Aim -
Of the lines in the entries, how many hold the word "this"? Give that number alone.

Stored data:
>> Start

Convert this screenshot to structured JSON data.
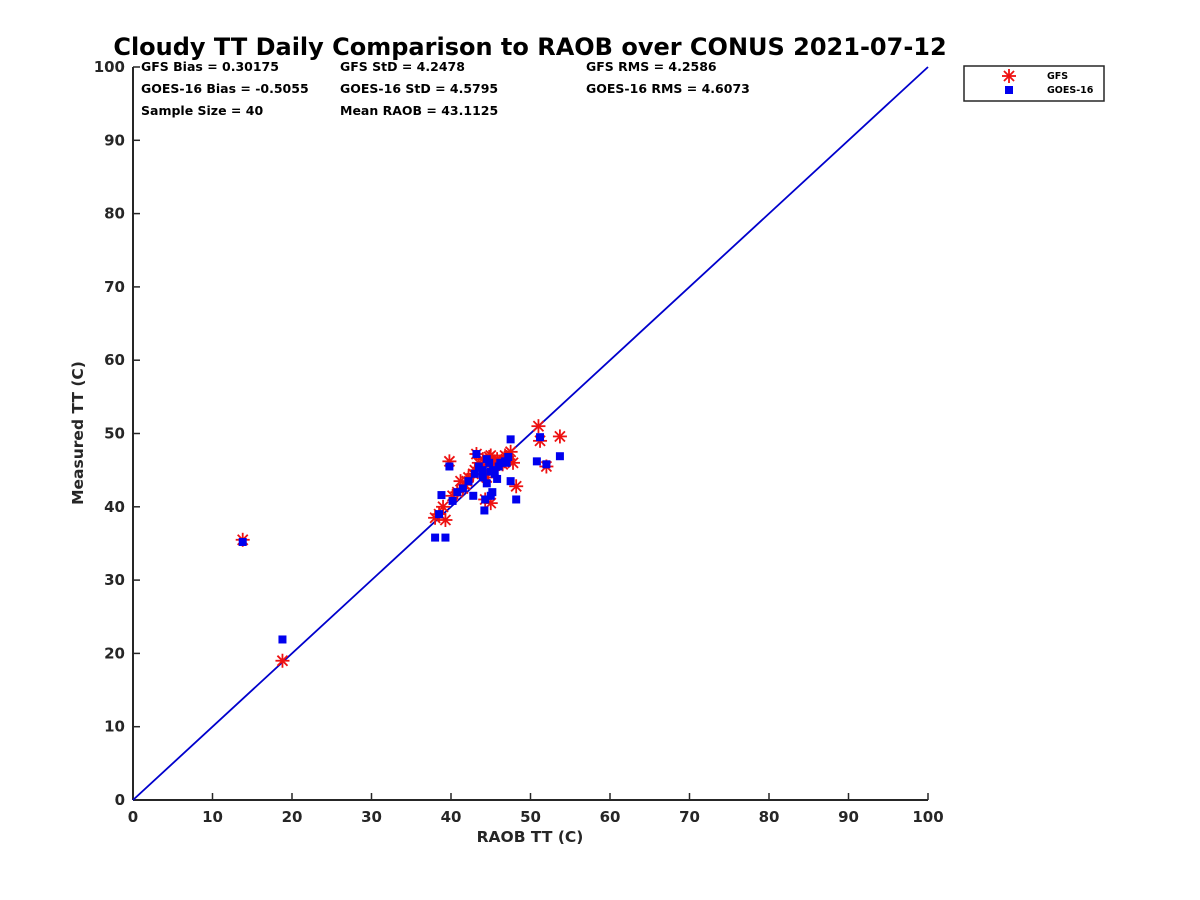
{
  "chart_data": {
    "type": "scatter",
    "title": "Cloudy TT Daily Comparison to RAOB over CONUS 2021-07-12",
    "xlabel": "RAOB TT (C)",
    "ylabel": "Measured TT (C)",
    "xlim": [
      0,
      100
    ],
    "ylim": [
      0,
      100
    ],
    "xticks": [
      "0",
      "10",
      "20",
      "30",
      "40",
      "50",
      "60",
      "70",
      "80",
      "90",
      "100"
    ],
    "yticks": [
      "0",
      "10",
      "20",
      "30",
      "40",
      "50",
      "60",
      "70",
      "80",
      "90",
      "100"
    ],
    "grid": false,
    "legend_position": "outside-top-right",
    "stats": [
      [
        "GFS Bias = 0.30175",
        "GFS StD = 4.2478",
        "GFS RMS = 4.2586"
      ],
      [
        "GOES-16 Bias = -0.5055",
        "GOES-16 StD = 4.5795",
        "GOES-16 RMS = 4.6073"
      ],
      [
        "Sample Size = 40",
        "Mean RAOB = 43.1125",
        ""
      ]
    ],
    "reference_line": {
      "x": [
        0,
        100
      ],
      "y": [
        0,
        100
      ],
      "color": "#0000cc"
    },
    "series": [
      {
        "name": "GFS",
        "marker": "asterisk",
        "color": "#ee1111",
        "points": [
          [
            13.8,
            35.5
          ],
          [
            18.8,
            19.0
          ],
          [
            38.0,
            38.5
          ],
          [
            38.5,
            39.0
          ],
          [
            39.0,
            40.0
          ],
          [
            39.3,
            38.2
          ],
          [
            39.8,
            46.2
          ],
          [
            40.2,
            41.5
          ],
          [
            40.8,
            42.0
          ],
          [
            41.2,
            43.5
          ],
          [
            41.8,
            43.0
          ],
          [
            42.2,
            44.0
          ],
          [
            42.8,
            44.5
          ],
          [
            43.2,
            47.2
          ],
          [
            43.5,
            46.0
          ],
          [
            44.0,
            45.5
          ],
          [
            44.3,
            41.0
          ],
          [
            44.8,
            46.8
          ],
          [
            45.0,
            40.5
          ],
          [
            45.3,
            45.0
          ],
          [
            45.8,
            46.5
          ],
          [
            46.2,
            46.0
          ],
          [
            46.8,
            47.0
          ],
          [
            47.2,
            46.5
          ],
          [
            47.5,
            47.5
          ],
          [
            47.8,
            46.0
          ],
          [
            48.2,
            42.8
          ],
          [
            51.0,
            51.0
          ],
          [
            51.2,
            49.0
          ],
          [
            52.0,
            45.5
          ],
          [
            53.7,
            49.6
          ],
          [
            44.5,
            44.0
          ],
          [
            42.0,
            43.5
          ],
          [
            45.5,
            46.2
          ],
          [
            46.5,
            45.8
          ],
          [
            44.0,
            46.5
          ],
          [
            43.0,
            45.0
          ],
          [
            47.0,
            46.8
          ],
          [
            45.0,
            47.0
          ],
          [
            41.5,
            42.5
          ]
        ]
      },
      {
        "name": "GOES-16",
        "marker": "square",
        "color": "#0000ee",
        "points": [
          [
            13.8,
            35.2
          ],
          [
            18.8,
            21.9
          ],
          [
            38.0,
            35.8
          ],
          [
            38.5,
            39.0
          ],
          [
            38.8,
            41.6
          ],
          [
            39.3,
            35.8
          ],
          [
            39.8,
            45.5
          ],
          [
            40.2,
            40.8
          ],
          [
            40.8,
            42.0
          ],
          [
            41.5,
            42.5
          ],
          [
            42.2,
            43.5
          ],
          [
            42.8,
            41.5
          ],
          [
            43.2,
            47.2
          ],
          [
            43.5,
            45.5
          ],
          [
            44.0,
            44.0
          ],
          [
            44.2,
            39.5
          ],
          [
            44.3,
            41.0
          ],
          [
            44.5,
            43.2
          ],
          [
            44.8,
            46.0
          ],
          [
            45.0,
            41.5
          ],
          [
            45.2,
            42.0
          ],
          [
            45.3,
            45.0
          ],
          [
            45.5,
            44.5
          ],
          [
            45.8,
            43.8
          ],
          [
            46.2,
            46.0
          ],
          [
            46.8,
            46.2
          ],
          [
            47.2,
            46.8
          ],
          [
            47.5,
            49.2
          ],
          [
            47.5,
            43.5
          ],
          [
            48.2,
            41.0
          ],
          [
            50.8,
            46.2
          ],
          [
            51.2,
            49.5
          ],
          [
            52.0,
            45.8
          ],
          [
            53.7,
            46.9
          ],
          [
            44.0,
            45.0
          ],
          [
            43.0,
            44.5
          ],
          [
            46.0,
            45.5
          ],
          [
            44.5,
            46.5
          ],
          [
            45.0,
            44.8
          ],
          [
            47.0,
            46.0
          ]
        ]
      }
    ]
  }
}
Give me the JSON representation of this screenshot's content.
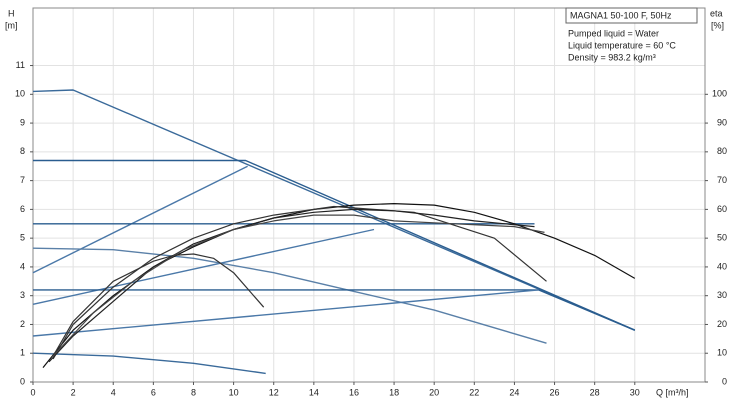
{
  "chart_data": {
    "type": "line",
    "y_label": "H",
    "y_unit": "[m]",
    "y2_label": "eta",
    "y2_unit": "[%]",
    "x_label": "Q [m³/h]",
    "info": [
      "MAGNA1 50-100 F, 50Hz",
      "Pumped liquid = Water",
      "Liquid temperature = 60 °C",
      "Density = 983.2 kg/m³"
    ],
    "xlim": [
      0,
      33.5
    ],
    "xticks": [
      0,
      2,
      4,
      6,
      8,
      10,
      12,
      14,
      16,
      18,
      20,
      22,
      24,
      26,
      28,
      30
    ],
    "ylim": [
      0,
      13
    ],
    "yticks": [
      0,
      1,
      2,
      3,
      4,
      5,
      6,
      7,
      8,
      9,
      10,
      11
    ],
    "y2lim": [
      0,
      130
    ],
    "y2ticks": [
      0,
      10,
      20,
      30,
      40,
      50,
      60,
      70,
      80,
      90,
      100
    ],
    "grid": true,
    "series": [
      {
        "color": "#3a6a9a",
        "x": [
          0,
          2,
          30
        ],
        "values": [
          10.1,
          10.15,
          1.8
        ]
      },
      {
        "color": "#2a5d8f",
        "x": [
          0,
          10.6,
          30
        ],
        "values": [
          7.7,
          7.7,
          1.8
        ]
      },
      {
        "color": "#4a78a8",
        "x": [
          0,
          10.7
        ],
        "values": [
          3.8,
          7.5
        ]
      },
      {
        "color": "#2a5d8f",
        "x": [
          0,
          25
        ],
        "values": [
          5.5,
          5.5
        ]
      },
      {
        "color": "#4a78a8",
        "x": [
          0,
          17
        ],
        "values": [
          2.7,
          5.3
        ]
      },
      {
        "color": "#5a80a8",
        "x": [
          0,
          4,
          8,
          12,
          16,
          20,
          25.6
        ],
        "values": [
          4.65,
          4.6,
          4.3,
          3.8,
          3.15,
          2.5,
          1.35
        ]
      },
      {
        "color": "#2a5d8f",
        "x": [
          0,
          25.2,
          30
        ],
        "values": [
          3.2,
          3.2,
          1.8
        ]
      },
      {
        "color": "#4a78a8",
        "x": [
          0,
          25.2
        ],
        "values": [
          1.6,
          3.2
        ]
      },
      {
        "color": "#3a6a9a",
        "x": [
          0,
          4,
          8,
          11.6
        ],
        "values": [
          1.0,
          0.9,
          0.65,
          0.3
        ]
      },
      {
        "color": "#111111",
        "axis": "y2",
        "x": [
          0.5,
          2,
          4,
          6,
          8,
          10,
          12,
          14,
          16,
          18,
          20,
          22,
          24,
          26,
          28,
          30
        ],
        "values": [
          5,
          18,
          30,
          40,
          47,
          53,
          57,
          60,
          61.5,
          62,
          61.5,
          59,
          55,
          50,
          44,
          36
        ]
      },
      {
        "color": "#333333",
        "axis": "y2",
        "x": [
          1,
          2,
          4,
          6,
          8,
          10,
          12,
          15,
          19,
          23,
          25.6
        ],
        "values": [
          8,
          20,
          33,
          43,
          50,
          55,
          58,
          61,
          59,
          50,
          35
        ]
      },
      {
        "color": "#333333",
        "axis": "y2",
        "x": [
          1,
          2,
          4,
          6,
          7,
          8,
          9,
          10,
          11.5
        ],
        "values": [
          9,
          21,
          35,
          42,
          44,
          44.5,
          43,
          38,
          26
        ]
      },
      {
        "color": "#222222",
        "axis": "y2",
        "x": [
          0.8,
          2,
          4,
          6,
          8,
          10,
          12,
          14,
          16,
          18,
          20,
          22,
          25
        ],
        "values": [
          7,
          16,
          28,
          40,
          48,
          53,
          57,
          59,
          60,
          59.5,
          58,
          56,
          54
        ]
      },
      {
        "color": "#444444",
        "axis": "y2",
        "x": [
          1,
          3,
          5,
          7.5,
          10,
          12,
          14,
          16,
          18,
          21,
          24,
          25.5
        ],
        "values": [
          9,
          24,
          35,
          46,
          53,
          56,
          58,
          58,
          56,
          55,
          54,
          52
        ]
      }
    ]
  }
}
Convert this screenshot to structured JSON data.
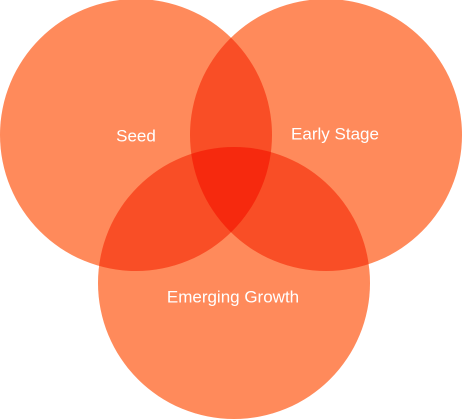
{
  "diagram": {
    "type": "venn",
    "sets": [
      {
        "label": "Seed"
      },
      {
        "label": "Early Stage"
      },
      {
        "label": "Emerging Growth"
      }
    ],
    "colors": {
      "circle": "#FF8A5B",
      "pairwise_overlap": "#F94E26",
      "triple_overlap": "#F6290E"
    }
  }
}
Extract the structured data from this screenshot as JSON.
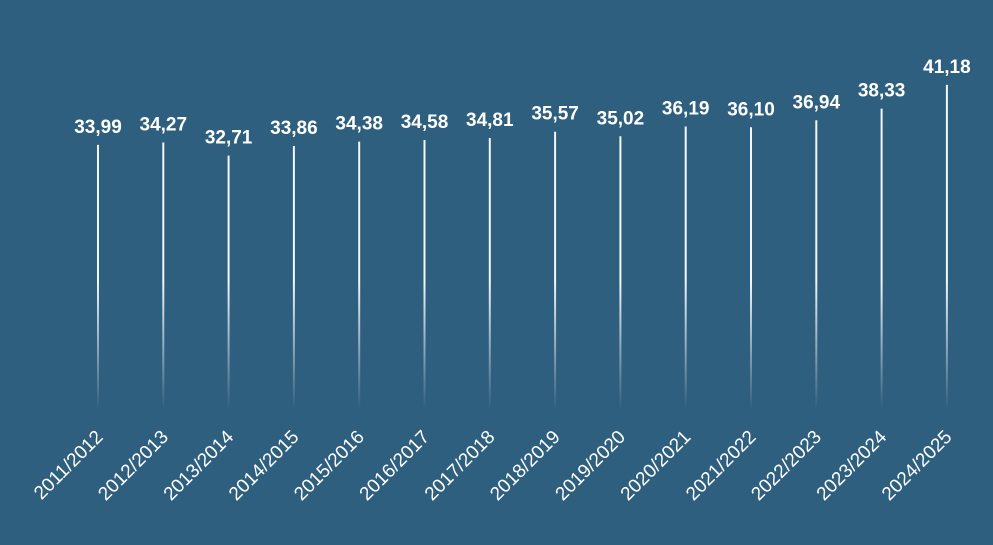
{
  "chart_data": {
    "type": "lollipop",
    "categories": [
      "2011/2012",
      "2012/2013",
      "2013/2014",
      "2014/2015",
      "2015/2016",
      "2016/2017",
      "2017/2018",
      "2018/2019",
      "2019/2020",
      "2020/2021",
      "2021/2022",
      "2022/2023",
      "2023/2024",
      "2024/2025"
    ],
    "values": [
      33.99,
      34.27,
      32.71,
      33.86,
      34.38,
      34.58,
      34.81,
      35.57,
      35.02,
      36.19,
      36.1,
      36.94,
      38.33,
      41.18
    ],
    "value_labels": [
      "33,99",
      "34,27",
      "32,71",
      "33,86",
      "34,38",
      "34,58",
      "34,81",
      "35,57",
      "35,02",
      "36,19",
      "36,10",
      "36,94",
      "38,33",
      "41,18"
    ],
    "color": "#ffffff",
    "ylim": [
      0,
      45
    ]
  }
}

>> End

Task result -
4